=== Exercise directions ===
Please print all of the material below, word for word.

=== Items ===
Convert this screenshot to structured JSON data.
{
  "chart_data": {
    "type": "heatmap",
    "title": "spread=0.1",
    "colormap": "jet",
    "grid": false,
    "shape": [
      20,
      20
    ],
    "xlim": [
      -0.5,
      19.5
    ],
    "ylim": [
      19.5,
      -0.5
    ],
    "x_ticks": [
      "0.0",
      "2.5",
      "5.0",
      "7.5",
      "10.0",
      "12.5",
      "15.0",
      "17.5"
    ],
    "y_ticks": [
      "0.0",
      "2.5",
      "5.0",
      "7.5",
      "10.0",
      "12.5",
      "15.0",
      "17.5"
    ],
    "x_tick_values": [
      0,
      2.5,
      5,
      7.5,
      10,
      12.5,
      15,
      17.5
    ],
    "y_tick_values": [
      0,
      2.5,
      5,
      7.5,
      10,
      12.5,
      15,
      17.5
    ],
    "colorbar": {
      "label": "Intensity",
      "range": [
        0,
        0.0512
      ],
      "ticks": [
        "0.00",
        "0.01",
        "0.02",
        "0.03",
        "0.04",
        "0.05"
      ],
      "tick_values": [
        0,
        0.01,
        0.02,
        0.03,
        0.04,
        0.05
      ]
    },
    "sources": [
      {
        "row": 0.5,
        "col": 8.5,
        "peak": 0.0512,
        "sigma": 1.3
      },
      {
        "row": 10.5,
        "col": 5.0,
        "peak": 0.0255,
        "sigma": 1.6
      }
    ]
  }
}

=== Response ===
Convert this screenshot to structured JSON data.
{
  "chart_data": {
    "type": "heatmap",
    "title": "spread=0.1",
    "colormap": "jet",
    "grid": false,
    "shape": [
      20,
      20
    ],
    "xlim": [
      -0.5,
      19.5
    ],
    "ylim": [
      19.5,
      -0.5
    ],
    "x_ticks": [
      "0.0",
      "2.5",
      "5.0",
      "7.5",
      "10.0",
      "12.5",
      "15.0",
      "17.5"
    ],
    "y_ticks": [
      "0.0",
      "2.5",
      "5.0",
      "7.5",
      "10.0",
      "12.5",
      "15.0",
      "17.5"
    ],
    "x_tick_values": [
      0,
      2.5,
      5,
      7.5,
      10,
      12.5,
      15,
      17.5
    ],
    "y_tick_values": [
      0,
      2.5,
      5,
      7.5,
      10,
      12.5,
      15,
      17.5
    ],
    "colorbar": {
      "label": "Intensity",
      "range": [
        0,
        0.0512
      ],
      "ticks": [
        "0.00",
        "0.01",
        "0.02",
        "0.03",
        "0.04",
        "0.05"
      ],
      "tick_values": [
        0,
        0.01,
        0.02,
        0.03,
        0.04,
        0.05
      ]
    },
    "sources": [
      {
        "row": 0.5,
        "col": 8.5,
        "peak": 0.0512,
        "sigma": 1.3
      },
      {
        "row": 10.5,
        "col": 5.0,
        "peak": 0.0255,
        "sigma": 1.6
      }
    ]
  }
}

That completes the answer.